#### WHAT NEEDS TO BE DONE:
Please list all lines of the material below in which the string "text" occurs.
┄┄┄┄┄┄┄┄┄┄
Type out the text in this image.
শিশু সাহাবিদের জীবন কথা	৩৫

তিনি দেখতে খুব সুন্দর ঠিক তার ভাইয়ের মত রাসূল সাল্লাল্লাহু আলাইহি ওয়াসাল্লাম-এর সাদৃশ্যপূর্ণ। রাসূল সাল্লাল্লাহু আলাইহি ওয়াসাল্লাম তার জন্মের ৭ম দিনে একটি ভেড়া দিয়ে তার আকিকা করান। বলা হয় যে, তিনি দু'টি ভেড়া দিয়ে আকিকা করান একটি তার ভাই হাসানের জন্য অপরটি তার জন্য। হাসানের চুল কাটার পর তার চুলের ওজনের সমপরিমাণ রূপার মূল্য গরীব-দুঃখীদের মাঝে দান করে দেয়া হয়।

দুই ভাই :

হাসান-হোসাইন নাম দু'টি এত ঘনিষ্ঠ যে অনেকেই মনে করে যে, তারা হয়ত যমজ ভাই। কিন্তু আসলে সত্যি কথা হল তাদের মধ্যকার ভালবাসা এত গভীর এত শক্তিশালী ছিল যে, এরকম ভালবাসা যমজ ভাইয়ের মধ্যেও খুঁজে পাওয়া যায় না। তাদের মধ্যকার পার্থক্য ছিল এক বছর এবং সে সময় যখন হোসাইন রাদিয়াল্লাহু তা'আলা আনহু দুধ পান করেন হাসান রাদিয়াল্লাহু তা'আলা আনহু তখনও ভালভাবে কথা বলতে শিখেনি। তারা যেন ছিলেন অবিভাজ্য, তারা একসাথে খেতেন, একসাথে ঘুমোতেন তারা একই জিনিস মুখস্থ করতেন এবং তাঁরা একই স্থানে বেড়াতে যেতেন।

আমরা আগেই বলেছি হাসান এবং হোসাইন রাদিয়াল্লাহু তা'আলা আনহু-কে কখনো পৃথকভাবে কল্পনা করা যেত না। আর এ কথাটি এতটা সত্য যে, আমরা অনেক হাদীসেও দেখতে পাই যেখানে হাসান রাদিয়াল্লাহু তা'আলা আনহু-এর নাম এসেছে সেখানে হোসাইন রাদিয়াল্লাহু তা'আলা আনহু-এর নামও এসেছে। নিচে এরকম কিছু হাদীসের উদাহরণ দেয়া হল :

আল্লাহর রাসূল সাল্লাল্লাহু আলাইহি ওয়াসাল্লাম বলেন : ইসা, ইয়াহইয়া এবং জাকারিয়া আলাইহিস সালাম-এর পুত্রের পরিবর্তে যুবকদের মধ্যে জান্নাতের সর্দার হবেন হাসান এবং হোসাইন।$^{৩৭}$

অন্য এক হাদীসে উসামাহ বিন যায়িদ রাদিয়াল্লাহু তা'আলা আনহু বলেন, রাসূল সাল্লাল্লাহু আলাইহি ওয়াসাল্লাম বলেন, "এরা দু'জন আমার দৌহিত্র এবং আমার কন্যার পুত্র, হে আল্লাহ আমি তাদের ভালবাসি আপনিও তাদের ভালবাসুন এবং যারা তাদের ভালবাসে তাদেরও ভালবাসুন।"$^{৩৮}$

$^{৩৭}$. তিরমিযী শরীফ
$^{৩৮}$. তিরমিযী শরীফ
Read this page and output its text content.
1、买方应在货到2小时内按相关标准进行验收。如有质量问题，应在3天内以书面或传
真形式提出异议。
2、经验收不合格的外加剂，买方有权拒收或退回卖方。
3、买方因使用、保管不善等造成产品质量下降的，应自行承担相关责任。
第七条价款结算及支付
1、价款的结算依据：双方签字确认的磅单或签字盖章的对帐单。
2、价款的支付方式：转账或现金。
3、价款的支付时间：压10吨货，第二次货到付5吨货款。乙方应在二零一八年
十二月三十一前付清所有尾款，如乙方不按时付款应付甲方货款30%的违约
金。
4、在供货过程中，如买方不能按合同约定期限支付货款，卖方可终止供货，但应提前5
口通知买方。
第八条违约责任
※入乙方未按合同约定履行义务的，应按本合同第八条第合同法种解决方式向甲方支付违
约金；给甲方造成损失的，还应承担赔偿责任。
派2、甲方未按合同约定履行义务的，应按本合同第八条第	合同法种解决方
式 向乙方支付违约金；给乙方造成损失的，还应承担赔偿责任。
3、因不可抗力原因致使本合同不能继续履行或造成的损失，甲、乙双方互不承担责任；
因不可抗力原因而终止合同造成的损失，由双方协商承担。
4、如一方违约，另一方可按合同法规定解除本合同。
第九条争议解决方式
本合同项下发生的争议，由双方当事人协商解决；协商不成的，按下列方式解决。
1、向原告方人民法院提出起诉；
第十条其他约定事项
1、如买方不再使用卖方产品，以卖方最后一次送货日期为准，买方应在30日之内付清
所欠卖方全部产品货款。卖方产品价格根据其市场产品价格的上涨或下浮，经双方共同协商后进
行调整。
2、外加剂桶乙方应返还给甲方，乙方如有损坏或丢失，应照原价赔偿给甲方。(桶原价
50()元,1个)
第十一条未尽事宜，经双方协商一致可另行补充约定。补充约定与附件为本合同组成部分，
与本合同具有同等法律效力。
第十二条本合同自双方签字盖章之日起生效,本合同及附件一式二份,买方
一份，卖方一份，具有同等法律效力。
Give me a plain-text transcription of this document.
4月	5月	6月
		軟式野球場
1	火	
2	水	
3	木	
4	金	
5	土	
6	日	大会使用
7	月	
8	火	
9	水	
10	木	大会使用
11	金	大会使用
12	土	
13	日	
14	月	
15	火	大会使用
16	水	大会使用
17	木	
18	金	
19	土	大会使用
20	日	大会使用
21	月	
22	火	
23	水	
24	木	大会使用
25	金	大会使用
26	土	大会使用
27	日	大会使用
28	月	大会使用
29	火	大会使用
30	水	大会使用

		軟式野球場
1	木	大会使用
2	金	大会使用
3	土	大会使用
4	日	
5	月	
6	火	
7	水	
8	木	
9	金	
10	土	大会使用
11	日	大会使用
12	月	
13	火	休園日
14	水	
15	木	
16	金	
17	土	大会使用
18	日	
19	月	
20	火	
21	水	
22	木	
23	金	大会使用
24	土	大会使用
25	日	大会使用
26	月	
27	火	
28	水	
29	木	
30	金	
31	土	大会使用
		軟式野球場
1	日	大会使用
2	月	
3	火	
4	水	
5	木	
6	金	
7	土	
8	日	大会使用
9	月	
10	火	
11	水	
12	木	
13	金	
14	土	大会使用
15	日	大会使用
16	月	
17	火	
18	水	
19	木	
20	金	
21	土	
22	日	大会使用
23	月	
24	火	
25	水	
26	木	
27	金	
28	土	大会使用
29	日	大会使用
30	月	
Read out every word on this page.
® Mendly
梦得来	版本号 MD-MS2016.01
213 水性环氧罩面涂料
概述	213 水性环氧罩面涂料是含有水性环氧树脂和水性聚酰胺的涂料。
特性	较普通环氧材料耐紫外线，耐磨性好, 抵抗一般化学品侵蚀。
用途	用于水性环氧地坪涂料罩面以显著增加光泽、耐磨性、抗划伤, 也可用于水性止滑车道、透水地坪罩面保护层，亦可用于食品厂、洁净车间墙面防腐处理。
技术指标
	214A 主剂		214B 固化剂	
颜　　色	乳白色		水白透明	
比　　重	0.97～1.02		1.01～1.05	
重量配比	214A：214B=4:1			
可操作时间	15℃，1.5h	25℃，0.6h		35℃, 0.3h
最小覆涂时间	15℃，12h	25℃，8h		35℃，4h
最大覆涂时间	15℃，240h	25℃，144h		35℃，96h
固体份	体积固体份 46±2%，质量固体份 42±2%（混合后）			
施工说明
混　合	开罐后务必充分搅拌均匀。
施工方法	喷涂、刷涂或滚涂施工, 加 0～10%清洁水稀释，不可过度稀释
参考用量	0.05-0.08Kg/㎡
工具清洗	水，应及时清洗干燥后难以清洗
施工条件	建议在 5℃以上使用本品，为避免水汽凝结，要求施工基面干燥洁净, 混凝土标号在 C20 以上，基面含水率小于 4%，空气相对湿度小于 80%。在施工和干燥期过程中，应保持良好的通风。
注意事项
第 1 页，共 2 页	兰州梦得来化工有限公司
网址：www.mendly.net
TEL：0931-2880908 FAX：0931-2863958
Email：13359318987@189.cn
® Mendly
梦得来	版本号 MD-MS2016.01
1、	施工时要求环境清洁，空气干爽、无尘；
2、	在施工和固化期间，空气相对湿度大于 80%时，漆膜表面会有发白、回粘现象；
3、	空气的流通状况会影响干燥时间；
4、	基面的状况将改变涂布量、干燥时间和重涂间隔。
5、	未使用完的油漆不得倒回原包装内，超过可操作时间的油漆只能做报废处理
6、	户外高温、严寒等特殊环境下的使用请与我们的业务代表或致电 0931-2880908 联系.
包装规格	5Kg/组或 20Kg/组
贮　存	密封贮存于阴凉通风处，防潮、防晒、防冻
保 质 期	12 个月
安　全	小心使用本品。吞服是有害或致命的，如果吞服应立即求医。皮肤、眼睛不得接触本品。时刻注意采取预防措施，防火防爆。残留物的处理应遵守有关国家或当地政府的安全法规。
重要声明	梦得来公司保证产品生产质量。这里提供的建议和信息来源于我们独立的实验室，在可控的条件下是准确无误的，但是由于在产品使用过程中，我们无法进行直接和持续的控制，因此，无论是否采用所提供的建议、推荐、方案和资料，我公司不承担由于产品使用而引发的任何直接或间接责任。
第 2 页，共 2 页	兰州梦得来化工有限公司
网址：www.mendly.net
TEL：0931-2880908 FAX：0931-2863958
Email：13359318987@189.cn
┄┄┄┄┄┄┄┄┄┄
#### REPLY TO THE EXERCISE:
Type out the text in this image.
Read this page and output its text content.
Give me a plain-text transcription of this document.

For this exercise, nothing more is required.